What is needed — I would like you to transcribe all of the data exactly.

Data records below:

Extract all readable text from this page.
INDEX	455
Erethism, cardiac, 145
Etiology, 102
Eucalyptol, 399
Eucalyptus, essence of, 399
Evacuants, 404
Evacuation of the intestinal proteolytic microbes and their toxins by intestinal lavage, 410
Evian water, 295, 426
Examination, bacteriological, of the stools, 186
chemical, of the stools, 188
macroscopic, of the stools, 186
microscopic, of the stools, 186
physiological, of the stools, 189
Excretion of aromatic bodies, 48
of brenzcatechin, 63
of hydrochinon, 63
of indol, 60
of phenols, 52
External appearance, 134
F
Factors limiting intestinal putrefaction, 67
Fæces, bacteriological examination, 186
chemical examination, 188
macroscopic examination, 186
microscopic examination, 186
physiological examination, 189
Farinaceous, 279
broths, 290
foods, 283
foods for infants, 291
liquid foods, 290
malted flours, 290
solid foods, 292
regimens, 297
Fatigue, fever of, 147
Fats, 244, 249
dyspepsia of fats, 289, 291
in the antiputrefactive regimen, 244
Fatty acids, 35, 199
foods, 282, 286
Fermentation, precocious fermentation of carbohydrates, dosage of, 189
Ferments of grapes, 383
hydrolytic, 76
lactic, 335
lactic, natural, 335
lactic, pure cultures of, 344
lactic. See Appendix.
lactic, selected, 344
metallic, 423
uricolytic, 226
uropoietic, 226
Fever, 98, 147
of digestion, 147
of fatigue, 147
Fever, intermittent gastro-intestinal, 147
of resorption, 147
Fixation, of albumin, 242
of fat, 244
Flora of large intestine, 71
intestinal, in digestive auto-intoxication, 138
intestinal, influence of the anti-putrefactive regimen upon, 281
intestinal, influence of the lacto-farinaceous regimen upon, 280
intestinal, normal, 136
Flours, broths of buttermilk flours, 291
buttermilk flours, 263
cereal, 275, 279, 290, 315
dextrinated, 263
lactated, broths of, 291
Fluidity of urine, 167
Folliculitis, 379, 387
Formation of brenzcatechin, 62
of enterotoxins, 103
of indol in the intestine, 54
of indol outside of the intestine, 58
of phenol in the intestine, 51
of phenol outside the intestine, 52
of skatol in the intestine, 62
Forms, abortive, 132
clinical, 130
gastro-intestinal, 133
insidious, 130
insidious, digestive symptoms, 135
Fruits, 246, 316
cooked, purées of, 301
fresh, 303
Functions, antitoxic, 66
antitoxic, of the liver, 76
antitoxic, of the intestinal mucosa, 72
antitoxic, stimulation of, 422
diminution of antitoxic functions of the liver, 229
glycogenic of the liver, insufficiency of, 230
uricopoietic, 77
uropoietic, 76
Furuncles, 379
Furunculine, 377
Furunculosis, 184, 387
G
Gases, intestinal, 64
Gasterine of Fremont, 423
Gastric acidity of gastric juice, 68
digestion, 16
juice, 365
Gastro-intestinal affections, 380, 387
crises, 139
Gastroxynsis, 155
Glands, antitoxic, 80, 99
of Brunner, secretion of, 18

End of Data records.

Exercise answer —
Extract all readable text from this page.
INDEX	455
Erethism, cardiac, 145
Etiology, 102
Eucalyptol, 399
Eucalyptus, essence of, 399
Evacuants, 404
Evacuation of the intestinal proteolytic microbes and their toxins by intestinal lavage, 410
Evian water, 295, 426
Examination, bacteriological, of the stools, 186
chemical, of the stools, 188
macroscopic, of the stools, 186
microscopic, of the stools, 186
physiological, of the stools, 189
Excretion of aromatic bodies, 48
of brenzcatechin, 63
of hydrochinon, 63
of indol, 60
of phenols, 52
External appearance, 134
F
Factors limiting intestinal putrefaction, 67
Fæces, bacteriological examination, 186
chemical examination, 188
macroscopic examination, 186
microscopic examination, 186
physiological examination, 189
Farinaceous, 279
broths, 290
foods, 283
foods for infants, 291
liquid foods, 290
malted flours, 290
solid foods, 292
regimens, 297
Fatigue, fever of, 147
Fats, 244, 249
dyspepsia of fats, 289, 291
in the antiputrefactive regimen, 244
Fatty acids, 35, 199
foods, 282, 286
Fermentation, precocious fermentation of carbohydrates, dosage of, 189
Ferments of grapes, 383
hydrolytic, 76
lactic, 335
lactic, natural, 335
lactic, pure cultures of, 344
lactic. See Appendix.
lactic, selected, 344
metallic, 423
uricolytic, 226
uropoietic, 226
Fever, 98, 147
of digestion, 147
of fatigue, 147
Fever, intermittent gastro-intestinal, 147
of resorption, 147
Fixation, of albumin, 242
of fat, 244
Flora of large intestine, 71
intestinal, in digestive auto-intoxication, 138
intestinal, influence of the anti-putrefactive regimen upon, 281
intestinal, influence of the lacto-farinaceous regimen upon, 280
intestinal, normal, 136
Flours, broths of buttermilk flours, 291
buttermilk flours, 263
cereal, 275, 279, 290, 315
dextrinated, 263
lactated, broths of, 291
Fluidity of urine, 167
Folliculitis, 379, 387
Formation of brenzcatechin, 62
of enterotoxins, 103
of indol in the intestine, 54
of indol outside of the intestine, 58
of phenol in the intestine, 51
of phenol outside the intestine, 52
of skatol in the intestine, 62
Forms, abortive, 132
clinical, 130
gastro-intestinal, 133
insidious, 130
insidious, digestive symptoms, 135
Fruits, 246, 316
cooked, purées of, 301
fresh, 303
Functions, antitoxic, 66
antitoxic, of the liver, 76
antitoxic, of the intestinal mucosa, 72
antitoxic, stimulation of, 422
diminution of antitoxic functions of the liver, 229
glycogenic of the liver, insufficiency of, 230
uricopoietic, 77
uropoietic, 76
Furuncles, 379
Furunculine, 377
Furunculosis, 184, 387
G
Gases, intestinal, 64
Gasterine of Fremont, 423
Gastric acidity of gastric juice, 68
digestion, 16
juice, 365
Gastro-intestinal affections, 380, 387
crises, 139
Gastroxynsis, 155
Glands, antitoxic, 80, 99
of Brunner, secretion of, 18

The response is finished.